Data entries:
— START —
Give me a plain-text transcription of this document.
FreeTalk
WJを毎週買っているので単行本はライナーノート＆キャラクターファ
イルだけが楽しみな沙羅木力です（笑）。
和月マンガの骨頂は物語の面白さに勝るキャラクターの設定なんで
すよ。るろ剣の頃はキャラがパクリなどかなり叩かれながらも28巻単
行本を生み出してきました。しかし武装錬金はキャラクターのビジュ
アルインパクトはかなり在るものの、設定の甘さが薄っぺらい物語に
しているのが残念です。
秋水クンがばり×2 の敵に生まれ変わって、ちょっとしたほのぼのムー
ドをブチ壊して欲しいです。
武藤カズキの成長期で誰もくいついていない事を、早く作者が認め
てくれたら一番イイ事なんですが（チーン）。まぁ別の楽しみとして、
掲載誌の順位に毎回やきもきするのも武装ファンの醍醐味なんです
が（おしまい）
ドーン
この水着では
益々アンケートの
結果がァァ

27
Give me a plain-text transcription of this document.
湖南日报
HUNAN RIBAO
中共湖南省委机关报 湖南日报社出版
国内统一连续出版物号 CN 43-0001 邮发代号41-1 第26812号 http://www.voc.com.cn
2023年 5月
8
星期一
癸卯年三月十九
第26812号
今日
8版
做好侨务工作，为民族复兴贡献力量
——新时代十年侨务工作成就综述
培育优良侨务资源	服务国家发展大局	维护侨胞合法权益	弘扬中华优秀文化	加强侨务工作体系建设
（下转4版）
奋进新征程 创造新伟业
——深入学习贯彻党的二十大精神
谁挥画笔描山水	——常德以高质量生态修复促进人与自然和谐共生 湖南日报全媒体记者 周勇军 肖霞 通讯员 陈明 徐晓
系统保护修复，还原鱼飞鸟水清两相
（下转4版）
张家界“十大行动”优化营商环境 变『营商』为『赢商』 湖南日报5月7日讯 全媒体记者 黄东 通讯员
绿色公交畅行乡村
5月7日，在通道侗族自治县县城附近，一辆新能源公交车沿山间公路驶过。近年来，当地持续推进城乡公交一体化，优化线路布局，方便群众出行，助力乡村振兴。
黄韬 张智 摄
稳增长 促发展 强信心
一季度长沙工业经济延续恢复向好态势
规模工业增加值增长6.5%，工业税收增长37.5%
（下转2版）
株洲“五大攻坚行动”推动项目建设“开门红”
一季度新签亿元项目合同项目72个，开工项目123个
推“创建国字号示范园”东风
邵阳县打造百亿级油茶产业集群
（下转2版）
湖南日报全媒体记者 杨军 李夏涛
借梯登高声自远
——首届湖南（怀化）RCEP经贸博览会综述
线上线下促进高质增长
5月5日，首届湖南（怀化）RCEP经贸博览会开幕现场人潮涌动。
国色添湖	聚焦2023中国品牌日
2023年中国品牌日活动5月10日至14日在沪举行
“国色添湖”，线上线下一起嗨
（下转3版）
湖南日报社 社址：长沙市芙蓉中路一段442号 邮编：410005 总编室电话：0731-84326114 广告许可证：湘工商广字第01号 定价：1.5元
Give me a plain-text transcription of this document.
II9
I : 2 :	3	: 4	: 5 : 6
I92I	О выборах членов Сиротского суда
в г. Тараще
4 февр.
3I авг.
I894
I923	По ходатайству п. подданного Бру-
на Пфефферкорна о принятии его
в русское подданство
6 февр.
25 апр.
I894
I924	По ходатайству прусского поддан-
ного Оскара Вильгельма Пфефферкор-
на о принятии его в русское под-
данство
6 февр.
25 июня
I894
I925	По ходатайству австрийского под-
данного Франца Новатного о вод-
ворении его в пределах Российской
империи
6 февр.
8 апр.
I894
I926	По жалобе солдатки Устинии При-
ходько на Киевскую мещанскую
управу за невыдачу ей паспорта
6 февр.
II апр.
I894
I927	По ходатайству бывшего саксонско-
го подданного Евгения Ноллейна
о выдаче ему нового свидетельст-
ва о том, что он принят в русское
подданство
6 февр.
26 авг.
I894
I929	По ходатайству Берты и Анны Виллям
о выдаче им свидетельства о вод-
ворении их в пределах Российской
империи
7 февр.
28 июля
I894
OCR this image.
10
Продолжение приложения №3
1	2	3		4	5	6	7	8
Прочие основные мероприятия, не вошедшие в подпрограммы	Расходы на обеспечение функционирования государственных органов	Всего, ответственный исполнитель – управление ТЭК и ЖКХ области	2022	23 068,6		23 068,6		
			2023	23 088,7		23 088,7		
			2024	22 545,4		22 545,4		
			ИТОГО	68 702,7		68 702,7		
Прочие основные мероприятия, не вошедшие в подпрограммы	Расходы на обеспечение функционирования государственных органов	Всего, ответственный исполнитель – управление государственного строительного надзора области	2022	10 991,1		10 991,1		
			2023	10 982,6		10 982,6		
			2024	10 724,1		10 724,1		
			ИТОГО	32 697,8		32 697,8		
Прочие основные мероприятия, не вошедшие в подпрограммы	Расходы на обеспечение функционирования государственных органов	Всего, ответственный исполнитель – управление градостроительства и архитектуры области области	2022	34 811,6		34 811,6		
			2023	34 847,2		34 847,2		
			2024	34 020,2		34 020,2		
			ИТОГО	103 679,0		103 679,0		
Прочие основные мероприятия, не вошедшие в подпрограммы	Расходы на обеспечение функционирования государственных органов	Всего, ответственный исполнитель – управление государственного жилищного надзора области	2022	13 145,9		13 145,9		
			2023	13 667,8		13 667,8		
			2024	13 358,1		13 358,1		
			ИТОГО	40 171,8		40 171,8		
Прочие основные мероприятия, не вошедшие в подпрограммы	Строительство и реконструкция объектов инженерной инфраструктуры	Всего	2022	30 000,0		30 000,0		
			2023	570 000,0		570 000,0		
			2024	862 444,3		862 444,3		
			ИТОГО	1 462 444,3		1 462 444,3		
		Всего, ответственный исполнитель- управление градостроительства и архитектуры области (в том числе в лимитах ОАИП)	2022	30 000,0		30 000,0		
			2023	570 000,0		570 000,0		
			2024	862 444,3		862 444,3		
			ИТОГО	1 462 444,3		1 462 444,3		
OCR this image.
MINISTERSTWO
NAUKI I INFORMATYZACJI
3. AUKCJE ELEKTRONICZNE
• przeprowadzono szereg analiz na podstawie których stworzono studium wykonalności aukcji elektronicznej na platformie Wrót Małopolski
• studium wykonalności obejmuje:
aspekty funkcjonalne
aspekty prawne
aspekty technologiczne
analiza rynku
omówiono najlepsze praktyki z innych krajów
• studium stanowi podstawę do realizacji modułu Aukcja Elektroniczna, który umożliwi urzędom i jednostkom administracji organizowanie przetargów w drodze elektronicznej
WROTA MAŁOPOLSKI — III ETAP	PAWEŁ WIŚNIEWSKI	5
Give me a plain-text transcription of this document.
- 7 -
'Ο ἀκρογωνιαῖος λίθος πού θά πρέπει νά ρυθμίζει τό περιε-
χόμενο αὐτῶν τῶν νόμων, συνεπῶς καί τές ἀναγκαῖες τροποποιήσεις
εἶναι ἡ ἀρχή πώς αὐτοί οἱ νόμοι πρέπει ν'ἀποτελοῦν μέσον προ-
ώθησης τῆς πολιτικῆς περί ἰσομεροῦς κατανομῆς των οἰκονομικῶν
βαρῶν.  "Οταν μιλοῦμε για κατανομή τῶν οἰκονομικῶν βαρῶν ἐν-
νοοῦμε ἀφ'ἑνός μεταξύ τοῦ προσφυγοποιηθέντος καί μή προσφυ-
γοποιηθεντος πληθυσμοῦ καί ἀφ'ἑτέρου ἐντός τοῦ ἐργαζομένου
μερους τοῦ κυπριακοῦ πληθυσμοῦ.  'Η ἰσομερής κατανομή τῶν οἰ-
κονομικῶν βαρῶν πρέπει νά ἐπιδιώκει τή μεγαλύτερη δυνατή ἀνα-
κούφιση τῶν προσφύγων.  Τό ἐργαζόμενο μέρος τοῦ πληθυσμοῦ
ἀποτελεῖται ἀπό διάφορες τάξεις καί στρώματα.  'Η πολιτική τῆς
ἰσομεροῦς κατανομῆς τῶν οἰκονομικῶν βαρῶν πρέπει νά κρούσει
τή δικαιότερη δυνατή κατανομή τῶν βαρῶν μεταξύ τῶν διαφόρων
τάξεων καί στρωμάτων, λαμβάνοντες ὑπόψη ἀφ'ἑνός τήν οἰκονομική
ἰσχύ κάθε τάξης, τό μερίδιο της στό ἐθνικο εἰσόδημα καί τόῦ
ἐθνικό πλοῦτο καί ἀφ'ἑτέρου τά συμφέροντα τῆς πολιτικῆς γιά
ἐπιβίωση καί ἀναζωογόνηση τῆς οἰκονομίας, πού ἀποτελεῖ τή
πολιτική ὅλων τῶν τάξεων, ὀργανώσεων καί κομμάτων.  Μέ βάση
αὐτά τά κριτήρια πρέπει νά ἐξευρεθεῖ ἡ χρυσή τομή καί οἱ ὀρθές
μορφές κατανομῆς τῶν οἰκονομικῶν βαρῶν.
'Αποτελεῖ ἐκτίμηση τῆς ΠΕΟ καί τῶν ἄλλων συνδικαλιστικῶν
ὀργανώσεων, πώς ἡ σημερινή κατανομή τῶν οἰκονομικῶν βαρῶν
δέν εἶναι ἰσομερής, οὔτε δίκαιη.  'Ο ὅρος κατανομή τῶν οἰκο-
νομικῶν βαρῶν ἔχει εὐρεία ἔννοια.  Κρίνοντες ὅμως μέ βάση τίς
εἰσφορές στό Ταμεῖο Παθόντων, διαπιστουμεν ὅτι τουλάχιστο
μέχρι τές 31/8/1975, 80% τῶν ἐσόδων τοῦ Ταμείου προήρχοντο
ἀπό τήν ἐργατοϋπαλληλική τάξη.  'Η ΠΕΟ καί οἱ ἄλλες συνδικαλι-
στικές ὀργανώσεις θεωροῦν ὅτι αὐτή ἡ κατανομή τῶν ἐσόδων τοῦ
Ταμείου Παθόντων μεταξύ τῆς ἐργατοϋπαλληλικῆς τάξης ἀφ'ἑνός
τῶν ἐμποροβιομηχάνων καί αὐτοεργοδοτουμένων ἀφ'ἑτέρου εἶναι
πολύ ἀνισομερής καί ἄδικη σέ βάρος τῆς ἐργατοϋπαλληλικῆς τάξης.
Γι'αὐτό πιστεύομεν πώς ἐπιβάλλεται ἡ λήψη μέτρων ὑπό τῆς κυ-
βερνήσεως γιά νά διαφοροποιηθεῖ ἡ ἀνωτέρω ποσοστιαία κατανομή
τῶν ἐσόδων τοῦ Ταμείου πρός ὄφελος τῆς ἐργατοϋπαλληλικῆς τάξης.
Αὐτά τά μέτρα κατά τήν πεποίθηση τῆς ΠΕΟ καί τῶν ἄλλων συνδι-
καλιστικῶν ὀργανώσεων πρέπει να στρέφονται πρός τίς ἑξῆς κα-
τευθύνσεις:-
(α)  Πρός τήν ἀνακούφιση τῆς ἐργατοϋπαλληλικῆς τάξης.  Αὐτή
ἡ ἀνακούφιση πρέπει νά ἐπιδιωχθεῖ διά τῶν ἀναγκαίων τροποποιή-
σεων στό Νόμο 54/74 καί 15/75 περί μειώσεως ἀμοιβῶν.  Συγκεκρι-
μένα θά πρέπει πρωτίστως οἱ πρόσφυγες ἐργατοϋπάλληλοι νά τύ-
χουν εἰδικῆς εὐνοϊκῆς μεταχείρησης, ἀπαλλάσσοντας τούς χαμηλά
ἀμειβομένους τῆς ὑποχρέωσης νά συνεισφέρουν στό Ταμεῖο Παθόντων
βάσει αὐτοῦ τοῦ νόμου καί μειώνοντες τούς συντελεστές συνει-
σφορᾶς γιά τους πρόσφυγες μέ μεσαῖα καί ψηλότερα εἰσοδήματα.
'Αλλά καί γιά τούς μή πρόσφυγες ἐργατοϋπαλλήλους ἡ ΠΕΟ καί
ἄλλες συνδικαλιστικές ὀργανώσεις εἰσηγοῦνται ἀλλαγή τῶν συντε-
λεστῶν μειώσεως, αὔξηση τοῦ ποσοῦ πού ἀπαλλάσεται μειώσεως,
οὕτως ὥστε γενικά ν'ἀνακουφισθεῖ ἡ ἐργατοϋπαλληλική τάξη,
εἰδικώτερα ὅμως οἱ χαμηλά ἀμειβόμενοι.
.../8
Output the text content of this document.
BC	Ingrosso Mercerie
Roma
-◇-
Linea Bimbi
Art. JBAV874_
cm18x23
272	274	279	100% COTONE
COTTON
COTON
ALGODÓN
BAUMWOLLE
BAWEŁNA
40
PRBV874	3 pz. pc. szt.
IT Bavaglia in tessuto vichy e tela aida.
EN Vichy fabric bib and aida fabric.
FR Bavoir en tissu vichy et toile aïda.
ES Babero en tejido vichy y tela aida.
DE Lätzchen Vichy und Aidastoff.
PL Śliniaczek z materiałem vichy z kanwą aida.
— END —
Task goal: Go through the records and gather the lines that hold "βάση".

Solution to this task:
πολιτική ὅλων τῶν τάξεων, ὀργανώσεων καί κομμάτων.  Μέ βάση
νομικῶν βαρῶν ἔχει εὐρεία ἔννοια.  Κρίνοντες ὅμως μέ βάση τίς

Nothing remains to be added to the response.